TEXT EXTRACT
^^^^^^^^^^^^^^^^
Find the derivative of the following functions: Write the solution of each number

Kevin,^'

There are a few basic tools [or Rules] that you could use in different combinations to solve each problem (A ,B below are functions of a variable x, A^' is dA(x)/dx etc.)

1) (A/B)^'= (A^' B-B^' A)/B²

2) A^'(cx)=cA^'(x) [c is a constant number ("coefficient")]

3) sinh^'(x)=cosh(x) ; cosh^'(x)=sinh(x)

4) A(B(x))'=A'(B(x))B^'(x)

5) Arctan(x)^'=1/1+x²

6) Use definitions of tanh(x), cotanh(x), sech(x) and cosech(x)

7) cosh²(x)-sinh²(x)=1

Try that out and that way you would be able to solve any problem like those

I'd show below as an example the step by step solution of pr #7 [they use z as a variable instead of x that I used for the Rules above]

f(z) = Arctan (sinh 6z) [For using the Rules above, use A would be the function Arctan, B - the function sinh , the coefficient c is 6

f(z)^'=[use Rules# 5,4,2]=1/(1+[sinh(6z)]²)*cosh(6z)*6=

[now use Rule #7]=[1/cosh²(6z)]*cosh(6z)*6=6/cosh(6z)=[Use Rule#6] =6sech(6z)

An Addendum: If you wonder where the rule #5 is coming from:

1. Atan(x)=tan^-1(x) [Atan is inverse of tan] (a)
2. Use the "Derivative of inverse f^-1(x)" rule

[f^-1(x)]^'=[1/f^'(y)]_f(y)=x (b)
^^^^^^^^^^^^^^^^
INFORMATION SUPPLIED
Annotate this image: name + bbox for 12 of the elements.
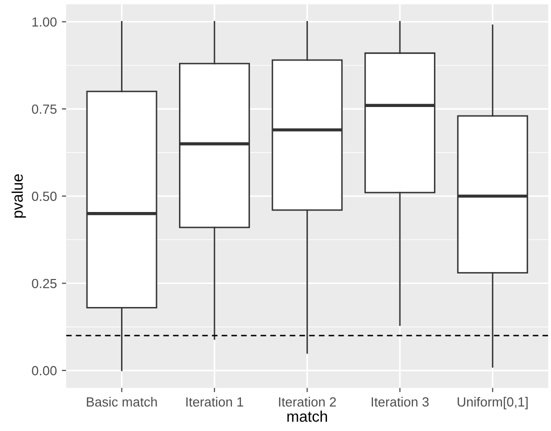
^^^^^^^^^^^^^^^^
TASK REQUIREMENTS
Pick up the explanation of derivative rules after its final formula, "[f^-1(x)]^'=[1/f^'(y)]_f(y)=x (b)", and continue it from there.

ANSWER TO THIS PROBLEM
as follows

Atan^'(x)=[1/tan^'(y)]_tan(y)=x (c)

Because tan^'(y)=1/cos²(y) (d)

[you could derive (d) for practice using some of the Rules 1-7 but modified to apply them for trigonometric (sin, cos etc) instead of hyperbolic ,(sh, ch etc.) functions]

Using a trigonometric identity

cos²(y)=1/[1+tan²(y)]

[again, for your practice, try to derive this one using definitions of cos and sin and Pythagorean theorem]

you'd get

1/cos²(y)=[1+tan²(y)] (e)

Therefore from (d) and (e)

tan^'(y)=1/cos²(y)=[1+tan²(y)] (f)

so from (b)

Arctan^'(x)=[1/tan^'(y)]_tan(y)=x=

{1/[1+tan²(y)]}_tan(y)=x=1/(1+x²) (g)

Hope this would be helpful and show you how to use problem solving to learn/review the material. This is one of the tools I use in my class teaching as well as in tutoring sessions.

Good luck Kevin,

Dr.Ariel B.